Rewrite the records with every "colombia-point" changed to "colombia-dot" and everything else left as it is. Leave out the pictures.

**Supplied information:**

———

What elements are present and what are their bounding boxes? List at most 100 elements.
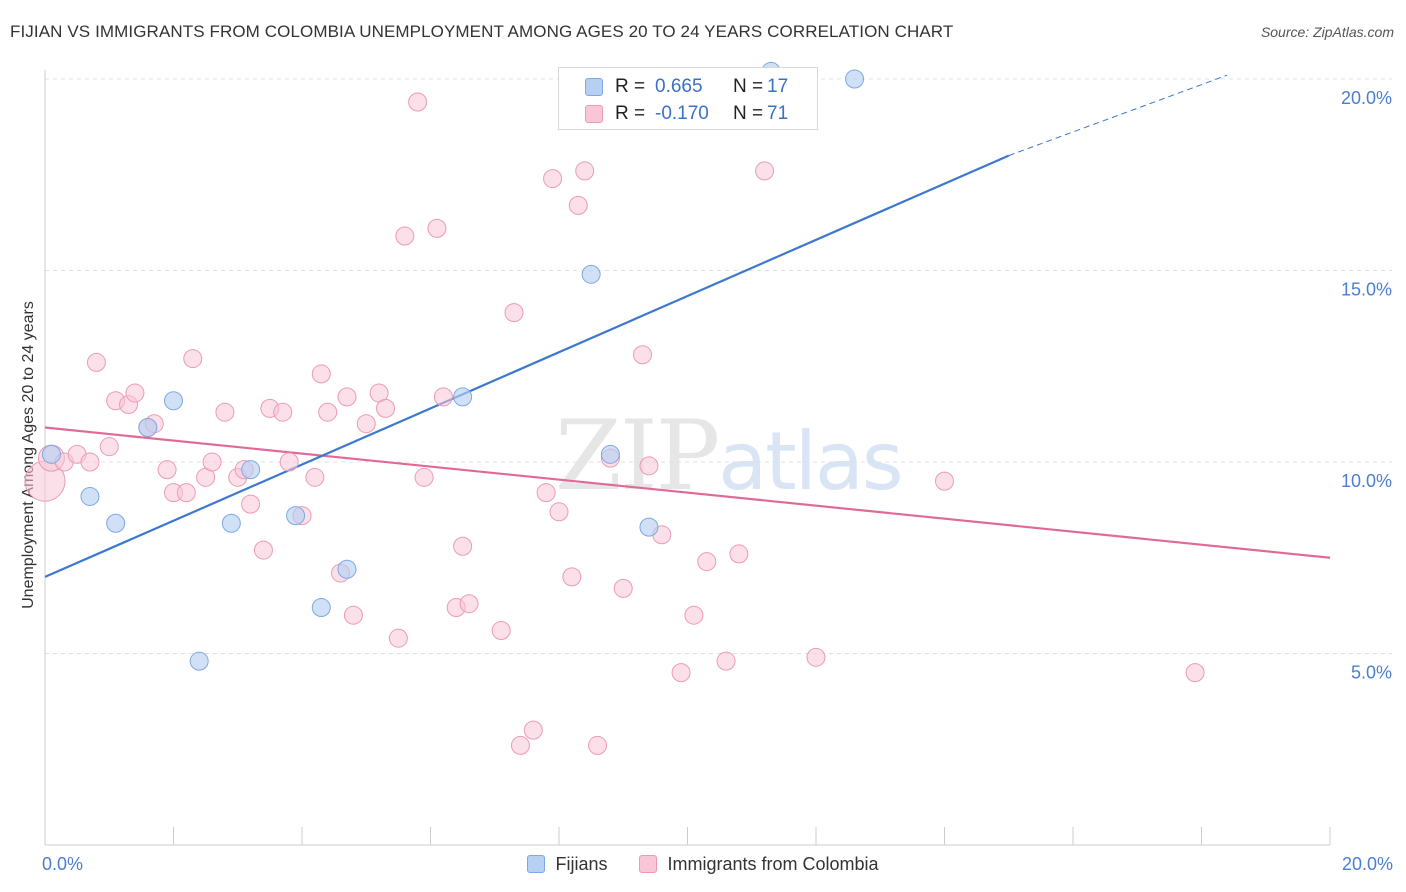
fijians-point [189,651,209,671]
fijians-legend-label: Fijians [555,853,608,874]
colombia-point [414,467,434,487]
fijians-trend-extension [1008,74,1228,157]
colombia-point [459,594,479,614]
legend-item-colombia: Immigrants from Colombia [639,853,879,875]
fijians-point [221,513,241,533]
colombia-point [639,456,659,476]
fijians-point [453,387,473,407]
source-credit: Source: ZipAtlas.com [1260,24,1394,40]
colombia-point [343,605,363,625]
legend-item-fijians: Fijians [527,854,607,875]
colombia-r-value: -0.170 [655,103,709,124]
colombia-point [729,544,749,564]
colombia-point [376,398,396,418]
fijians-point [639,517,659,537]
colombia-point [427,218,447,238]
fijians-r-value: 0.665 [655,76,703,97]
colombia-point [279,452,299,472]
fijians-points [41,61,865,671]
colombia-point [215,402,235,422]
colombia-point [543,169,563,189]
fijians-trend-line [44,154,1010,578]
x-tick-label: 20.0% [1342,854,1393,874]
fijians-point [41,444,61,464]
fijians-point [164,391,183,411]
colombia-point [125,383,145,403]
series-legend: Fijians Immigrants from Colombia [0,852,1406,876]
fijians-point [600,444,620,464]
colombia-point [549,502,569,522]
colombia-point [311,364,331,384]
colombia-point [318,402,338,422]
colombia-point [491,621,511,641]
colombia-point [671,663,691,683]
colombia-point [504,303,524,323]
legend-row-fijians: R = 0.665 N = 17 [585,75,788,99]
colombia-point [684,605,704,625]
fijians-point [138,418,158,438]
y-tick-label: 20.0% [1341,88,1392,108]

———

**Solved exercise:**
What elements are present and what are their bounding boxes? List at most 100 elements.
fijians-point [189,651,209,671]
fijians-legend-label: Fijians [555,853,608,874]
colombia-dot [414,467,434,487]
fijians-trend-extension [1008,74,1228,157]
colombia-dot [459,594,479,614]
legend-item-colombia: Immigrants from Colombia [639,853,879,875]
fijians-point [221,513,241,533]
colombia-dot [639,456,659,476]
fijians-point [453,387,473,407]
source-credit: Source: ZipAtlas.com [1260,24,1394,40]
colombia-dot [343,605,363,625]
legend-item-fijians: Fijians [527,854,607,875]
colombia-r-value: -0.170 [655,103,709,124]
colombia-dot [729,544,749,564]
colombia-dot [376,398,396,418]
fijians-point [639,517,659,537]
colombia-dot [427,218,447,238]
fijians-r-value: 0.665 [655,76,703,97]
colombia-dot [279,452,299,472]
fijians-points [41,61,865,671]
colombia-dot [215,402,235,422]
colombia-dot [543,169,563,189]
fijians-trend-line [44,154,1010,578]
x-tick-label: 20.0% [1342,854,1393,874]
fijians-point [41,444,61,464]
fijians-point [164,391,183,411]
colombia-dot [125,383,145,403]
series-legend: Fijians Immigrants from Colombia [0,852,1406,876]
fijians-point [600,444,620,464]
colombia-dot [549,502,569,522]
colombia-dot [311,364,331,384]
colombia-dot [318,402,338,422]
colombia-dot [491,621,511,641]
colombia-dot [671,663,691,683]
colombia-dot [504,303,524,323]
legend-row-fijians: R = 0.665 N = 17 [585,75,788,99]
colombia-dot [684,605,704,625]
fijians-point [138,418,158,438]
y-tick-label: 20.0% [1341,88,1392,108]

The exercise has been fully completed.